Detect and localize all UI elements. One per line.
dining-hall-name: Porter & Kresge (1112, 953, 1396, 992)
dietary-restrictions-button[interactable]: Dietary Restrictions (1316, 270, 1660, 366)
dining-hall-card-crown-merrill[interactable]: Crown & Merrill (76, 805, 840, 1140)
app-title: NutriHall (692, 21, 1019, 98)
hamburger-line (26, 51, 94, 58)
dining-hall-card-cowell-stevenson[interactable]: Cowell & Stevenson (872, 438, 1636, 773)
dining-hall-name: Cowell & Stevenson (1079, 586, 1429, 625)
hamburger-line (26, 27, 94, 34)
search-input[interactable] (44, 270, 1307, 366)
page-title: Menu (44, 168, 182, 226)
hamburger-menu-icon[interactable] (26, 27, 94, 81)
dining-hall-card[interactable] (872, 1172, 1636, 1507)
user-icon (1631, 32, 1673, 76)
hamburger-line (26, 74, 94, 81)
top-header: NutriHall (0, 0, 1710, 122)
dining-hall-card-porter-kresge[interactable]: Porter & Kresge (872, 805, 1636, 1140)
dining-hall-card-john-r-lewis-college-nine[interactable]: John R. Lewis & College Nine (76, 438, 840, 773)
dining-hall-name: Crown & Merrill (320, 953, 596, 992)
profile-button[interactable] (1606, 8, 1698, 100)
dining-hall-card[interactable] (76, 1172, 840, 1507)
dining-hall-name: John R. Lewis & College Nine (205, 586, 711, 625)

**Your instructions:**
Copy the records again, swapping every "dining-hall-name" for "hall-label" and leaving everything else as it is.

**Expected answer:**
Detect and localize all UI elements. One per line.
hall-label: Porter & Kresge (1112, 953, 1396, 992)
dietary-restrictions-button[interactable]: Dietary Restrictions (1316, 270, 1660, 366)
dining-hall-card-crown-merrill[interactable]: Crown & Merrill (76, 805, 840, 1140)
app-title: NutriHall (692, 21, 1019, 98)
hamburger-line (26, 51, 94, 58)
dining-hall-card-cowell-stevenson[interactable]: Cowell & Stevenson (872, 438, 1636, 773)
hall-label: Cowell & Stevenson (1079, 586, 1429, 625)
hamburger-line (26, 27, 94, 34)
search-input[interactable] (44, 270, 1307, 366)
page-title: Menu (44, 168, 182, 226)
hamburger-menu-icon[interactable] (26, 27, 94, 81)
dining-hall-card[interactable] (872, 1172, 1636, 1507)
user-icon (1631, 32, 1673, 76)
hamburger-line (26, 74, 94, 81)
top-header: NutriHall (0, 0, 1710, 122)
dining-hall-card-porter-kresge[interactable]: Porter & Kresge (872, 805, 1636, 1140)
dining-hall-card-john-r-lewis-college-nine[interactable]: John R. Lewis & College Nine (76, 438, 840, 773)
hall-label: Crown & Merrill (320, 953, 596, 992)
profile-button[interactable] (1606, 8, 1698, 100)
dining-hall-card[interactable] (76, 1172, 840, 1507)
hall-label: John R. Lewis & College Nine (205, 586, 711, 625)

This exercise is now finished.